#### Page text ####

Item 5.02 Departure of Directors or Certain Officers; Election of Directors; Appointment of Certain Officers; Compensatory Arrangements of Certain Officers
As reported on March 15, 2019, Michael B. Polk will be retiring from his position as President, Chief Executive Officer (“CEO”) and Director of Newell Brands Inc. (the “Company”) at the end of the second quarter 2019 and the Company’s Board of Directors (the “Board”) is conducting a search for a new CEO. Subsequent to Mr. Polk’s retirement on June 28, 2019, the size of the Board will be reduced to eleven members.
On June 26, 2019, the Company announced that Christopher Peterson, the Company’s current Executive Vice President and Chief Financial Officer, has been appointed Interim CEO, effective June 28, 2019. Mr. Peterson will continue to serve as Executive Vice President and Chief Financial Officer, a position in which he has served since December 2018. A copy of the news release dated June 26, 2019 announcing Mr. Peterson’s appointment as Interim CEO is attached hereto as Exhibit 99.1 and incorporated by reference herein.
Mr. Peterson, age 52, served as the Executive Vice President and Chief Operating Officer, Operations of Revlon, Inc. (a global beauty company) (“Revlon”) from April 2018 to August 2018. Prior to that, Mr. Peterson served as Revlon’s Chief Operating Officer, Operations & Chief Financial Officer from June 2017 until March 2018, and as Chief Operating Officer, Operations from April 2017 until June 2017. Prior to joining Revlon, Mr. Peterson held several senior management roles at Ralph Lauren Corporation (a designer, marketer and distributor of premium lifestyle products), including serving as President, Global Brands from April 2015 to May 2016, Executive Vice President, Chief Administrative Officer & Chief Financial Officer from November 2013 to March 2015 and Senior Vice President and Chief Financial Officer from September 2012 to November 2013. Previously, Mr. Peterson held several financial management positions at The Procter & Gamble Company (a global consumer products company) from 1992 to 2012.
There are no family relationships, as defined in Item 401 of RegulationS-K, between Mr. Peterson and any of the Company’s executive officers or directors or persons nominated or chosen to become directors or executive officers. There is no arrangement or understanding between Mr. Peterson and any other person pursuant to which Mr. Peterson was appointed as Interim CEO of the Company. There are no transactions requiring disclosure under Item 404(a) of RegulationS-K.

#### Data entries ####

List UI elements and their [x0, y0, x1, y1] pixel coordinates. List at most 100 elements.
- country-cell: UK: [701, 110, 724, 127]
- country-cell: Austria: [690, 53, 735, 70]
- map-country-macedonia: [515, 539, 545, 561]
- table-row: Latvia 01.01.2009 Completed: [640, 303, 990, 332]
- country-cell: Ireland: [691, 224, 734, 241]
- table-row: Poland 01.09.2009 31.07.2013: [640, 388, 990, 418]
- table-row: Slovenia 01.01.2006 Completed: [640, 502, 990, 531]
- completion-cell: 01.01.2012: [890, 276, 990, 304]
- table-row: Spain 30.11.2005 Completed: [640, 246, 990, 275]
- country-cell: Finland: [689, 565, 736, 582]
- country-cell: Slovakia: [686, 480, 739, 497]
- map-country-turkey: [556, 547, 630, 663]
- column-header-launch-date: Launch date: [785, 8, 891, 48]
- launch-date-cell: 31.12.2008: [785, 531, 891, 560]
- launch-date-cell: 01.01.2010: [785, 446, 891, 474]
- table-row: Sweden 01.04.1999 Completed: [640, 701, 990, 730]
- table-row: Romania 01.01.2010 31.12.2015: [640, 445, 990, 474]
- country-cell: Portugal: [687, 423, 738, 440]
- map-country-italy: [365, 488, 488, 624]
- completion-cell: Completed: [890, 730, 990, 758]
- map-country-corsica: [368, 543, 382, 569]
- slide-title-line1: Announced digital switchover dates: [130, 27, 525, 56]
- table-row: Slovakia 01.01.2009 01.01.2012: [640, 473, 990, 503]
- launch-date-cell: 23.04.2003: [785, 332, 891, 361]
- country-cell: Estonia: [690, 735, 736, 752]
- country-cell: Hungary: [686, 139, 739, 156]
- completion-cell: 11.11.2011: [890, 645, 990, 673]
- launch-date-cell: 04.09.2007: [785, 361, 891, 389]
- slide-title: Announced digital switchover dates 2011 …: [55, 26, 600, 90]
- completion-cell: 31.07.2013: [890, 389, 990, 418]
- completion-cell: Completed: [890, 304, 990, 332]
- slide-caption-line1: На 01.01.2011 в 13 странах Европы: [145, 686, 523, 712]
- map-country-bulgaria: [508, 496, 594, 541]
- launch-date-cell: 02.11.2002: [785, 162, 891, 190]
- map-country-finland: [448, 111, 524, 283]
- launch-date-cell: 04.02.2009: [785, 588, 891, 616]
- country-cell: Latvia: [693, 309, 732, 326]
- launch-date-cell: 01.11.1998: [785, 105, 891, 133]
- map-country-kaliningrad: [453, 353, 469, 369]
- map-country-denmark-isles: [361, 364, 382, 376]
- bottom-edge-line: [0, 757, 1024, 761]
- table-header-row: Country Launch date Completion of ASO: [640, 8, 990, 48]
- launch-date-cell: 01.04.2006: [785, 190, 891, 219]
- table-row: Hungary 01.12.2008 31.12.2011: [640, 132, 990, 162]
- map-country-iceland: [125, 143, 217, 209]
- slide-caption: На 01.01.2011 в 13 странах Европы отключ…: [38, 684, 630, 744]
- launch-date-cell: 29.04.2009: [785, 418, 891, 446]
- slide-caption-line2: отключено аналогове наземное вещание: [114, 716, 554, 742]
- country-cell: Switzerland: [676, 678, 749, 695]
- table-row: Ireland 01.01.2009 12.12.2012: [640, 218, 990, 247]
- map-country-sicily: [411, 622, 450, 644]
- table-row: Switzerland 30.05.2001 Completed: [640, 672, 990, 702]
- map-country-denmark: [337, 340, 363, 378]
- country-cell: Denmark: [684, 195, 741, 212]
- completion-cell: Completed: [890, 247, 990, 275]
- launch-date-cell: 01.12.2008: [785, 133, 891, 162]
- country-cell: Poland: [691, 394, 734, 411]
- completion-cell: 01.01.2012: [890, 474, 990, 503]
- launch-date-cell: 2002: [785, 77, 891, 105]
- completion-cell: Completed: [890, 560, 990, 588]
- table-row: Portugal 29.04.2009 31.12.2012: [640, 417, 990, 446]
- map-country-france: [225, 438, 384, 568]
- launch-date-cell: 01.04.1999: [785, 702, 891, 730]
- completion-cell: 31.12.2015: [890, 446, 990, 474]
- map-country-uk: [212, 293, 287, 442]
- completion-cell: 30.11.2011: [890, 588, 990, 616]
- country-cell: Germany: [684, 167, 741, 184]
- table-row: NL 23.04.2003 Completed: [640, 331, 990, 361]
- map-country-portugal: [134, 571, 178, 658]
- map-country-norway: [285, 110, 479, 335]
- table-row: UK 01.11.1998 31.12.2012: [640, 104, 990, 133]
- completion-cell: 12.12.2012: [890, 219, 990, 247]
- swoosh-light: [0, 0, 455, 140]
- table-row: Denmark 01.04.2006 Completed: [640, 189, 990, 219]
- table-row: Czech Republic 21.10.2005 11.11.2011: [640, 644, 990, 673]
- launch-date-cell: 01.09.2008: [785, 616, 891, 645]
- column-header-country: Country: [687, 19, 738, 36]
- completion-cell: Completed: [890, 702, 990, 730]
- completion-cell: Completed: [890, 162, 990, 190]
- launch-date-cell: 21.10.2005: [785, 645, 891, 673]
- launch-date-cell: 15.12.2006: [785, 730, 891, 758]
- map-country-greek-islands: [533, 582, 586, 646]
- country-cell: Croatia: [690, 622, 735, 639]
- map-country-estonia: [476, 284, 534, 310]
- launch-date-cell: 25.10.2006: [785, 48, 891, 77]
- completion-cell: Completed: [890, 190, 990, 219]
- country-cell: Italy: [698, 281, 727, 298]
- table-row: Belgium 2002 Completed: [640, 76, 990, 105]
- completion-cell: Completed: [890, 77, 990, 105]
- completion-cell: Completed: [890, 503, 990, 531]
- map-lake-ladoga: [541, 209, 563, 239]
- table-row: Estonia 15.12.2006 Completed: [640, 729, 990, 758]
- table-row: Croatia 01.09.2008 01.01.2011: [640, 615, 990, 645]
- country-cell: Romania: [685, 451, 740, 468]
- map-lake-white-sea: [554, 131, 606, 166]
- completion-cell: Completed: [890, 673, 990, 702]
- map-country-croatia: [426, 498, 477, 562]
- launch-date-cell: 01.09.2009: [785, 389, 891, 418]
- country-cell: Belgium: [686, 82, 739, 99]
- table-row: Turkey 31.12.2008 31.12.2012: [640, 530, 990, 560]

####

__Your tasks__:
a – According to the filing, how many members will the Board have after Mr. Polk's retirement?
b – Repeat everything in the filing from "Item 5.02 Departure" down to "to eleven members.".

__Answers by task__:
a – Eleven members.

b –
Item 5.02 Departure of Directors or Certain Officers; Election of Directors; Appointment of Certain Officers; Compensatory Arrangements of Certain Officers
As reported on March 15, 2019, Michael B. Polk will be retiring from his position as President, Chief Executive Officer (“CEO”) and Director of Newell Brands Inc. (the “Company”) at the end of the second quarter 2019 and the Company’s Board of Directors (the “Board”) is conducting a search for a new CEO. Subsequent to Mr. Polk’s retirement on June 28, 2019, the size of the Board will be reduced to eleven members.